■ **Request**:
Repeat each record below exactly, dropping the pictures.

■ **Data extract**:
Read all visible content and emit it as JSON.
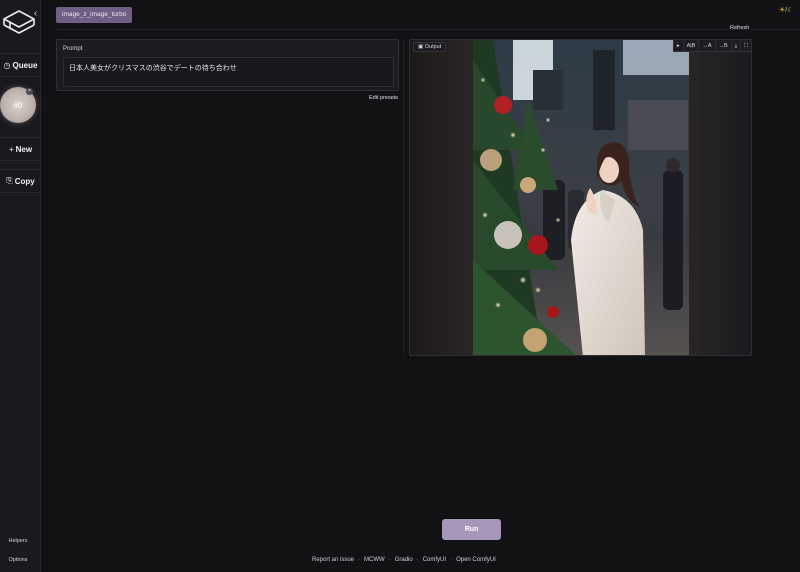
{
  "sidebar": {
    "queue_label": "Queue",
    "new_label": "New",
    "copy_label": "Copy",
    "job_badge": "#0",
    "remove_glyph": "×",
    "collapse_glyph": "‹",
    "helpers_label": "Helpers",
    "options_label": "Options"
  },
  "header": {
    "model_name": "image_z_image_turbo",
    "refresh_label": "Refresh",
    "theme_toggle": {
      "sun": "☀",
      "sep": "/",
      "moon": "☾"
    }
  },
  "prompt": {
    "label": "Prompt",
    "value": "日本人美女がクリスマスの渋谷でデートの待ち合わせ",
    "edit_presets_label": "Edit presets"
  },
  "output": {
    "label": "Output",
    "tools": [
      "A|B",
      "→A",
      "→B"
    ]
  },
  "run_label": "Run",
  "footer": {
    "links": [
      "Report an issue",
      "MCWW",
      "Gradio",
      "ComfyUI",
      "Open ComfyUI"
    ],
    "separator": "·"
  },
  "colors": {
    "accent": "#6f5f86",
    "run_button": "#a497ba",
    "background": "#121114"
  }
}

■ **Output of the exercise**:
Read all visible content and emit it as JSON.
{
  "sidebar": {
    "queue_label": "Queue",
    "new_label": "New",
    "copy_label": "Copy",
    "job_badge": "#0",
    "remove_glyph": "×",
    "collapse_glyph": "‹",
    "helpers_label": "Helpers",
    "options_label": "Options"
  },
  "header": {
    "model_name": "image_z_image_turbo",
    "refresh_label": "Refresh",
    "theme_toggle": {
      "sun": "☀",
      "sep": "/",
      "moon": "☾"
    }
  },
  "prompt": {
    "label": "Prompt",
    "value": "日本人美女がクリスマスの渋谷でデートの待ち合わせ",
    "edit_presets_label": "Edit presets"
  },
  "output": {
    "label": "Output",
    "tools": [
      "A|B",
      "→A",
      "→B"
    ]
  },
  "run_label": "Run",
  "footer": {
    "links": [
      "Report an issue",
      "MCWW",
      "Gradio",
      "ComfyUI",
      "Open ComfyUI"
    ],
    "separator": "·"
  },
  "colors": {
    "accent": "#6f5f86",
    "run_button": "#a497ba",
    "background": "#121114"
  }
}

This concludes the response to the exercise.